■ WORK REQUIRED
Collect each line of the records containing the string "title".
==================================================
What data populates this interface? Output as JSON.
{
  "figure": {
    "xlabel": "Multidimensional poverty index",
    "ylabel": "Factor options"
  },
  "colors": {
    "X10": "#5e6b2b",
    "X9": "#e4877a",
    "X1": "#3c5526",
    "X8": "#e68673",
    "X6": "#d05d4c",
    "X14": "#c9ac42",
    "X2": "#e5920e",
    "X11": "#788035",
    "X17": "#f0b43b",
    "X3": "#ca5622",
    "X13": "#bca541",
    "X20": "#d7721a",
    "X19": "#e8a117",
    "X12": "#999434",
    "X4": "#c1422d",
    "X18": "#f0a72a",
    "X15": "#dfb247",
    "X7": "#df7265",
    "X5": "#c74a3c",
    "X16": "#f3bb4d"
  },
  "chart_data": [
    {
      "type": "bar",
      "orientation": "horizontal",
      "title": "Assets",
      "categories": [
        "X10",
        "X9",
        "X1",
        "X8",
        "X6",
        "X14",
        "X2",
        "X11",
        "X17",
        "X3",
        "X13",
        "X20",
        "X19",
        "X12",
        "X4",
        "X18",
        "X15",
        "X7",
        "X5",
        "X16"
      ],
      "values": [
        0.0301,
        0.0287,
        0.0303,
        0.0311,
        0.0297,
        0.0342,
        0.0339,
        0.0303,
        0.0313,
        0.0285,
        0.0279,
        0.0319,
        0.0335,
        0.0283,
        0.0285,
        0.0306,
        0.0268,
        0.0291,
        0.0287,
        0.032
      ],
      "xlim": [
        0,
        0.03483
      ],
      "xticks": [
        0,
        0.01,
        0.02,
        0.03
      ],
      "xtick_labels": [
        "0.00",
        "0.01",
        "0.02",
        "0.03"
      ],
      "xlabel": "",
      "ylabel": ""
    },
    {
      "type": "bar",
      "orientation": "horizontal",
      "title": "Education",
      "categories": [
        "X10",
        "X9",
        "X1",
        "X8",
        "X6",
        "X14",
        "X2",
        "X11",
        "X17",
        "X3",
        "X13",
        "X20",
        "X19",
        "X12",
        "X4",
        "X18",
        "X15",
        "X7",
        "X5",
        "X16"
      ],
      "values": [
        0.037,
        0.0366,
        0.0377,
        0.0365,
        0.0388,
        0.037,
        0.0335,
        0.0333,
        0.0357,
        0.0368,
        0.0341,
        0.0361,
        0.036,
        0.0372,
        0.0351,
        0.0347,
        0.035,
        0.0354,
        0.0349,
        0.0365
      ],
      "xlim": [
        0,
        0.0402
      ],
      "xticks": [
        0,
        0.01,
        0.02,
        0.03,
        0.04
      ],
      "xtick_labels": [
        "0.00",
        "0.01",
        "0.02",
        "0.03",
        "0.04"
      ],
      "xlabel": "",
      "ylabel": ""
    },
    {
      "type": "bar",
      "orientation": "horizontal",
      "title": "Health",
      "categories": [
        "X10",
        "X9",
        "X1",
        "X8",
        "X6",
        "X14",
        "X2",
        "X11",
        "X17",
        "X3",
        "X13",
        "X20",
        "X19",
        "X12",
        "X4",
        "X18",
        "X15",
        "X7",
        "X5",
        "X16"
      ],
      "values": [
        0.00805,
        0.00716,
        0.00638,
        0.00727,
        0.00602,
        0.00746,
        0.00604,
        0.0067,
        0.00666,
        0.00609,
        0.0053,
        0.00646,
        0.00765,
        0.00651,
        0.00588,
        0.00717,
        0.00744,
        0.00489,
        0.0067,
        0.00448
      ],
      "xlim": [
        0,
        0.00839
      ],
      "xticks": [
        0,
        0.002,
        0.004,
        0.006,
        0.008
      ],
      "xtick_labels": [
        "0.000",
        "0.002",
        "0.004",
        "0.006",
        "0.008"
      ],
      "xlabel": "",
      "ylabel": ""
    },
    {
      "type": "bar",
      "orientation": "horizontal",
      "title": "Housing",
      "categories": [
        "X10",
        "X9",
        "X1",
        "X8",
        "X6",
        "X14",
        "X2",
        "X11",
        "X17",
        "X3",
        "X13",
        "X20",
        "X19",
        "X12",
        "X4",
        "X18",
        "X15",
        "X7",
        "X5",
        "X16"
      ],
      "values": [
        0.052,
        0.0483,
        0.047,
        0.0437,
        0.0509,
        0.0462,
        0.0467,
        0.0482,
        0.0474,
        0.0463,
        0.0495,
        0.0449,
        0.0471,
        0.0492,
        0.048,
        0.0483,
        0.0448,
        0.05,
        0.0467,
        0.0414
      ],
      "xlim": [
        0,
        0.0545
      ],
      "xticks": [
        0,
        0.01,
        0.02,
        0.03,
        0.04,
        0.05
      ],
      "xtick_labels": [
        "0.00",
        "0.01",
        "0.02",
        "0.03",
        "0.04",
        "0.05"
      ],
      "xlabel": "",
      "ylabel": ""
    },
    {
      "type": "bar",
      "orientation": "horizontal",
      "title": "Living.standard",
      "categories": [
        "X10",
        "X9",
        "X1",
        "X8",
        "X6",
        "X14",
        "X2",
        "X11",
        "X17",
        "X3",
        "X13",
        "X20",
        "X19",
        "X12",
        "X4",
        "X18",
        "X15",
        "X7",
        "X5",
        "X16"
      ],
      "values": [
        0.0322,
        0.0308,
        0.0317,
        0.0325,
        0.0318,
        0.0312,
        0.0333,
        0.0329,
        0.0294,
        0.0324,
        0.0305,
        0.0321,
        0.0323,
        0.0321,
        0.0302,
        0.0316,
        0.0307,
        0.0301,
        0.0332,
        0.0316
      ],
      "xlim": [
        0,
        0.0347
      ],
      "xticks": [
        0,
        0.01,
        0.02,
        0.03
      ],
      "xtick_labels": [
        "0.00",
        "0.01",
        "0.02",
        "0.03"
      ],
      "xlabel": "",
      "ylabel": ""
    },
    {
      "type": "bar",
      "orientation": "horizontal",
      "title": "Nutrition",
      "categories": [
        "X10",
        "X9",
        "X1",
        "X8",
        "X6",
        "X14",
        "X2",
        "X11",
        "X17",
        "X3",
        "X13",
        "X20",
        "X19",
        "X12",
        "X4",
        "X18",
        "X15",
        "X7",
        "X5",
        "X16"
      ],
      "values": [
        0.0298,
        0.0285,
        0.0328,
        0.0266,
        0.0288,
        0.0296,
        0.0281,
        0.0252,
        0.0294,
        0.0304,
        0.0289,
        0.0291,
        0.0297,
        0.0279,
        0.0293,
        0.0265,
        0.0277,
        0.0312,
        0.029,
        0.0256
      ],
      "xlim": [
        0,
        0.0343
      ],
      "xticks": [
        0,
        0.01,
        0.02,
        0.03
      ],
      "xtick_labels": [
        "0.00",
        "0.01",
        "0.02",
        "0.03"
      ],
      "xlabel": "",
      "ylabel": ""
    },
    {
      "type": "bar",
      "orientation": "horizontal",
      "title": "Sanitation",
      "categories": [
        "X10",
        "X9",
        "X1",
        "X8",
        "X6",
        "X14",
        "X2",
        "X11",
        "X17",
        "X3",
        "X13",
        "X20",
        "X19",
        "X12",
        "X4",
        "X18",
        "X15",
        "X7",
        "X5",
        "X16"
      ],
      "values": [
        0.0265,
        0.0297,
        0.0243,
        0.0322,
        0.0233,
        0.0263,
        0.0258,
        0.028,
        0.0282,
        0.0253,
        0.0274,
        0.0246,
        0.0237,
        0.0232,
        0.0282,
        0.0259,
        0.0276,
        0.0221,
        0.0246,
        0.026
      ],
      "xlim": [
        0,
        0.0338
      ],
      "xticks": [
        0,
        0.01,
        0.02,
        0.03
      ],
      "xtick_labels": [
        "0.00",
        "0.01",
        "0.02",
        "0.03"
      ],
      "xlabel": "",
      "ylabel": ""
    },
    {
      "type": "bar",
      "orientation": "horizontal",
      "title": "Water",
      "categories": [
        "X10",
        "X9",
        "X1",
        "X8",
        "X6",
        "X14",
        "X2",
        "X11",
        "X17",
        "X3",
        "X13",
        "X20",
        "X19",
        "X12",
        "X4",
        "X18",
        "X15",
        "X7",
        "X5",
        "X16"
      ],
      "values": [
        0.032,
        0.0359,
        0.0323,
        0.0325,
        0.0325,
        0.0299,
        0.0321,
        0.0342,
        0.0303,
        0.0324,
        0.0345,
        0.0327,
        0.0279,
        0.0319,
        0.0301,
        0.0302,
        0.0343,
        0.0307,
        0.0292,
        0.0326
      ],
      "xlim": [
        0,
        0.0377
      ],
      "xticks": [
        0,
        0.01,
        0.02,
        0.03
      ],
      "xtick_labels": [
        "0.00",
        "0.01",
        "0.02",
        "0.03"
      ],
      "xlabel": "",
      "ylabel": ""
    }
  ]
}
==================================================
■ EXERCISE SOLUTION
      "title": "Assets",
      "title": "Education",
      "title": "Health",
      "title": "Housing",
      "title": "Living.standard",
      "title": "Nutrition",
      "title": "Sanitation",
      "title": "Water",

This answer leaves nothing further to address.